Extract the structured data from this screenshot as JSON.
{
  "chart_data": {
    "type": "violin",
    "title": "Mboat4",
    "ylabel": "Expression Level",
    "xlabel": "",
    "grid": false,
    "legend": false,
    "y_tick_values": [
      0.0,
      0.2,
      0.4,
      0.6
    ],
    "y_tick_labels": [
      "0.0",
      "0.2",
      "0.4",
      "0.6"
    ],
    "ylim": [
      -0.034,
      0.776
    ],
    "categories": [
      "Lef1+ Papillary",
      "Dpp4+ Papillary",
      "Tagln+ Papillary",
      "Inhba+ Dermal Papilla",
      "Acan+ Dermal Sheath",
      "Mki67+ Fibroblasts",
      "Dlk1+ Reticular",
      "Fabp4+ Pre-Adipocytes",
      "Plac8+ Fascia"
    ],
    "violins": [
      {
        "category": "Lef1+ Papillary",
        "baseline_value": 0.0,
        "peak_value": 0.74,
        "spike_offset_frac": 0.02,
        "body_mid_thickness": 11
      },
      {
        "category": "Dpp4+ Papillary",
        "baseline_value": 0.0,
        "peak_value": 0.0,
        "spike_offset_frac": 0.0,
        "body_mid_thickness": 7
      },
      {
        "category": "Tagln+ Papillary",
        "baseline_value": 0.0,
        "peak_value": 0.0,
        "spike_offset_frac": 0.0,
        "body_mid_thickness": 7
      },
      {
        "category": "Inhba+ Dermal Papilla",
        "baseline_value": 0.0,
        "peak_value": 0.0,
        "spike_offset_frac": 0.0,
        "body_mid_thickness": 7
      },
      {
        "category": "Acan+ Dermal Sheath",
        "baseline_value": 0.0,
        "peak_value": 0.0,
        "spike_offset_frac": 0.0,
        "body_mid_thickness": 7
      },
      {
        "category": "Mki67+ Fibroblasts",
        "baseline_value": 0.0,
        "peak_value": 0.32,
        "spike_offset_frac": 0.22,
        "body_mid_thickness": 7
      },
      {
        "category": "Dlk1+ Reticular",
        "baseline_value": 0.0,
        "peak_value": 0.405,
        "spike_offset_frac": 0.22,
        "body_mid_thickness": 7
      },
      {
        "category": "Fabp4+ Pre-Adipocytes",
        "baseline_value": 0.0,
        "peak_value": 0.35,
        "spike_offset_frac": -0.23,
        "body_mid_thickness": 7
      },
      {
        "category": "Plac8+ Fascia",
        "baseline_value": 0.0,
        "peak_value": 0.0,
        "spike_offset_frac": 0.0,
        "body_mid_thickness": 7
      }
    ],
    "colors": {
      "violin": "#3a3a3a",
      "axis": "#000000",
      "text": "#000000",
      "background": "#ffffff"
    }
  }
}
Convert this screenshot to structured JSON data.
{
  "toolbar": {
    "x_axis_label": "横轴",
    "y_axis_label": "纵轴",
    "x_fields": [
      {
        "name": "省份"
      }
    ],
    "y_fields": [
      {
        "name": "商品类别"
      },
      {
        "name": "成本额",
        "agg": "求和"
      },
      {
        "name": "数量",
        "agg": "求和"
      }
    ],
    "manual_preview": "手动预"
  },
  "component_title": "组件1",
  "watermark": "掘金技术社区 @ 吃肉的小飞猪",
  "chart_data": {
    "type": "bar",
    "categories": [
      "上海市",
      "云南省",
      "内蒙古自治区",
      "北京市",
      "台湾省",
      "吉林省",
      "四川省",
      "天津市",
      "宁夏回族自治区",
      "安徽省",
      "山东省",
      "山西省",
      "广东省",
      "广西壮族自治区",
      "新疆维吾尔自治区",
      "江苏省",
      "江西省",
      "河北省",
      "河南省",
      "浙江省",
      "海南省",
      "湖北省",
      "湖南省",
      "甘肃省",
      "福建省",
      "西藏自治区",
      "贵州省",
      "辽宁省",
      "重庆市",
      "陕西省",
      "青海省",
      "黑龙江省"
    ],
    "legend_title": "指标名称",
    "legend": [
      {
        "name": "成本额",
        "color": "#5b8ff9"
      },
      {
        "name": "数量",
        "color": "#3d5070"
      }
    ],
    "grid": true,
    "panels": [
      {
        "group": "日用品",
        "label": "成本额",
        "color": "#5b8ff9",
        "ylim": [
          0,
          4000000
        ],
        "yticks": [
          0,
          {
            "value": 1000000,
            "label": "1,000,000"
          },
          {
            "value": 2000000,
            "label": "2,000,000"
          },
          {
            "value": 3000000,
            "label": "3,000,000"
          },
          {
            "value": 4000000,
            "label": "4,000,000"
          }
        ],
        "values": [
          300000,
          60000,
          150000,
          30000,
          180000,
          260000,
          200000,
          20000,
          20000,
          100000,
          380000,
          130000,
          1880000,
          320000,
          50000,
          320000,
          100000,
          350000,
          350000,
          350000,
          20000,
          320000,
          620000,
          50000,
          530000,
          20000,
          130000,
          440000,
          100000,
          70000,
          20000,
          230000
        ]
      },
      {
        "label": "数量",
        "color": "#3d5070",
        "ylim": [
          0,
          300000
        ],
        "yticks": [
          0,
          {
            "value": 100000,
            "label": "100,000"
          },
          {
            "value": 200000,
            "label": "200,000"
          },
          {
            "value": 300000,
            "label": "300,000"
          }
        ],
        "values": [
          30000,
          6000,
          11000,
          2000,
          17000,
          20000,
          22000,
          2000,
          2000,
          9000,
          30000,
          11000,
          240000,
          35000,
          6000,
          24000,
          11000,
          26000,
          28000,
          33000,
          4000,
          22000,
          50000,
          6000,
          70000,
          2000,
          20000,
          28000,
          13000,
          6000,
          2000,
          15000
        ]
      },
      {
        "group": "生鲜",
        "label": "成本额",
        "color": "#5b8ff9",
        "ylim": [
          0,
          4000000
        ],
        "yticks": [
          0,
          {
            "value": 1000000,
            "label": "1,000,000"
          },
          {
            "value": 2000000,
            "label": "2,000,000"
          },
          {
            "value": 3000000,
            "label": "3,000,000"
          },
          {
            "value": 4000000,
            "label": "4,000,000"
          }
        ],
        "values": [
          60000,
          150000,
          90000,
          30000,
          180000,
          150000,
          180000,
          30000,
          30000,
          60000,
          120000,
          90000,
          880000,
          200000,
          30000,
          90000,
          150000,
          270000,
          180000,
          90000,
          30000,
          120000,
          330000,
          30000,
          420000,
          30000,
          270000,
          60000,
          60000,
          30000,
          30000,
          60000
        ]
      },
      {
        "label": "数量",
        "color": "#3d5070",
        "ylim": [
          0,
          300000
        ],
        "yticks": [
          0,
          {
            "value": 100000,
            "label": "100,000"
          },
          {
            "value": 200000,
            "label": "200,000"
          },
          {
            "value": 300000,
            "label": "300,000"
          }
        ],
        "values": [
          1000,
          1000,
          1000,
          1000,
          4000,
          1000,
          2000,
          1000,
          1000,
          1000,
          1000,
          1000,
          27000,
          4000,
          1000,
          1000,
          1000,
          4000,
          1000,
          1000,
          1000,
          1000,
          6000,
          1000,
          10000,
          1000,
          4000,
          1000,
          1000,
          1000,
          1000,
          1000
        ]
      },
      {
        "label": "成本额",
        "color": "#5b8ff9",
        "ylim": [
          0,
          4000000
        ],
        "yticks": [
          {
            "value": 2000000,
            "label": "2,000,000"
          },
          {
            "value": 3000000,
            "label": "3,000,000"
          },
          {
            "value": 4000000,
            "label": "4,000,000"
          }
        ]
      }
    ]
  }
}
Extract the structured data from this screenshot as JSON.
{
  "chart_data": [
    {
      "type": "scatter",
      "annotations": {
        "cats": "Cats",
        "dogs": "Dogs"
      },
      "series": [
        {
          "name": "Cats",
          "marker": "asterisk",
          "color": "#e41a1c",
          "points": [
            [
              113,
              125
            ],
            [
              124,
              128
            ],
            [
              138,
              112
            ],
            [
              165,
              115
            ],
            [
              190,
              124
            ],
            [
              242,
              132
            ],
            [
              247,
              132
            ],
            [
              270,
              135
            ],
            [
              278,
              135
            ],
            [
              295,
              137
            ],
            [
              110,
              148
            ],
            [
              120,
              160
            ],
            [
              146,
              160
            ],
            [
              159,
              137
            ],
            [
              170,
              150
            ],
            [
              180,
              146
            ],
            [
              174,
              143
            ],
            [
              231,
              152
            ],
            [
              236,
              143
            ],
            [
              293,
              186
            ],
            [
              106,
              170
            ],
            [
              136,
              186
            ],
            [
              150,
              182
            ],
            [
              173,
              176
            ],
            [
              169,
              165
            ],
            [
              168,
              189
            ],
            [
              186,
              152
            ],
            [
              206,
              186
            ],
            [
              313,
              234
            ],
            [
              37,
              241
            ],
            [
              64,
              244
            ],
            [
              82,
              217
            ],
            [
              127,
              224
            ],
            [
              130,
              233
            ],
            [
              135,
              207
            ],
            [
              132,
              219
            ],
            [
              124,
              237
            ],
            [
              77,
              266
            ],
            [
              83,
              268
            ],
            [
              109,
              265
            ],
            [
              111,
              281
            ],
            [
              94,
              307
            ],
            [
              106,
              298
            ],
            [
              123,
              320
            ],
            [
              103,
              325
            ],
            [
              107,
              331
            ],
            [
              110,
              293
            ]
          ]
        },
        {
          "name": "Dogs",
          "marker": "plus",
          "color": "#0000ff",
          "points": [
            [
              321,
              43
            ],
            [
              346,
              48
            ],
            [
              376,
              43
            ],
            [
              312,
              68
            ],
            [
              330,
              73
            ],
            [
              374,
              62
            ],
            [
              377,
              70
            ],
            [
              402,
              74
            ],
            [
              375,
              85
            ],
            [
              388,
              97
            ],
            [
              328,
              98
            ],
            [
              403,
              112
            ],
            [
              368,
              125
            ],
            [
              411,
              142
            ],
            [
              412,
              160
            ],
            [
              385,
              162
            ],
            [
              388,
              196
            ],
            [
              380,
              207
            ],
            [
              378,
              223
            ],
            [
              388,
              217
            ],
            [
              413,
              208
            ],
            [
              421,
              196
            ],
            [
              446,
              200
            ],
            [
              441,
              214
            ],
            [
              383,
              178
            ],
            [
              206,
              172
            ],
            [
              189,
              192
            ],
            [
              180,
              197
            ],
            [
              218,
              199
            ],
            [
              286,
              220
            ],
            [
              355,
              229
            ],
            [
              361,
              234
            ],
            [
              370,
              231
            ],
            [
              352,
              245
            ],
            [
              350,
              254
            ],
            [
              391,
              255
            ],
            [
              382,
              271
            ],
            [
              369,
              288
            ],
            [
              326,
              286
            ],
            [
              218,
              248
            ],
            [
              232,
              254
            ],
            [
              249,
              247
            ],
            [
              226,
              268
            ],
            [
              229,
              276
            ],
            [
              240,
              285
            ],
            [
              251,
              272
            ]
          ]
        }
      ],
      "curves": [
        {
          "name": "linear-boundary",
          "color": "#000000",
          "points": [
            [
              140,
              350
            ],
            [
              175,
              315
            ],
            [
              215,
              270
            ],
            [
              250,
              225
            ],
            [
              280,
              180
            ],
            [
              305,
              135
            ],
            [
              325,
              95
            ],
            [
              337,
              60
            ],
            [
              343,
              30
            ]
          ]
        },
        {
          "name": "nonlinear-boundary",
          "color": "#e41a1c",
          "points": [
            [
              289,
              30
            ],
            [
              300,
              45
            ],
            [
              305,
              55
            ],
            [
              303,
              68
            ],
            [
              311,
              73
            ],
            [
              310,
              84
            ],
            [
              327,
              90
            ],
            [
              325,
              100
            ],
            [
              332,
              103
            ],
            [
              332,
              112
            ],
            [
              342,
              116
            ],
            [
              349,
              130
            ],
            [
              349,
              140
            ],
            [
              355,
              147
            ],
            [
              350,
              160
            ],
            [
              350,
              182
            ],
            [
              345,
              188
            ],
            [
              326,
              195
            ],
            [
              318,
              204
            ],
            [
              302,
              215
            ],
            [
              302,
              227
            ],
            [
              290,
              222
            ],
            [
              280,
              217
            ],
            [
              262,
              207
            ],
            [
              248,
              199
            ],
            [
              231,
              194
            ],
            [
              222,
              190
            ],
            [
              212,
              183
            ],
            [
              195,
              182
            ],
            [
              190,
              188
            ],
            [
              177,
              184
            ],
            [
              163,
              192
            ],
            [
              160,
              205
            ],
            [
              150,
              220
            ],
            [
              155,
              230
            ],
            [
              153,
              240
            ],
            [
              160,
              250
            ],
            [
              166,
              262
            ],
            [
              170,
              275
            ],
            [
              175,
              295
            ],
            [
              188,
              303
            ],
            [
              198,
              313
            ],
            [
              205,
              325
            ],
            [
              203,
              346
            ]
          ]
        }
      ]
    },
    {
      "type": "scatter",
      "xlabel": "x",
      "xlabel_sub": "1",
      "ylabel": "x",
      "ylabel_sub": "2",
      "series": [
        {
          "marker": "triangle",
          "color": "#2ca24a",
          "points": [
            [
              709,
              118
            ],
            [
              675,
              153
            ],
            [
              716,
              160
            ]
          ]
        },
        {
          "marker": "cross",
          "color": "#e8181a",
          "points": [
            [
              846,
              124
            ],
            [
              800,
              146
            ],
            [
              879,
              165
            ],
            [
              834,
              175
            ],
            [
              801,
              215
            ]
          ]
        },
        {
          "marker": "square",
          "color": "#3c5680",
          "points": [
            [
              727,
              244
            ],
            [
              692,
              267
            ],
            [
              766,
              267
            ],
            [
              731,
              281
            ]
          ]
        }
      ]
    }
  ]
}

****************************************

# Instructions for the task:
List the lines of the entries that include "boundary".

# Solution to the exercise:
          "name": "linear-boundary",
          "name": "nonlinear-boundary",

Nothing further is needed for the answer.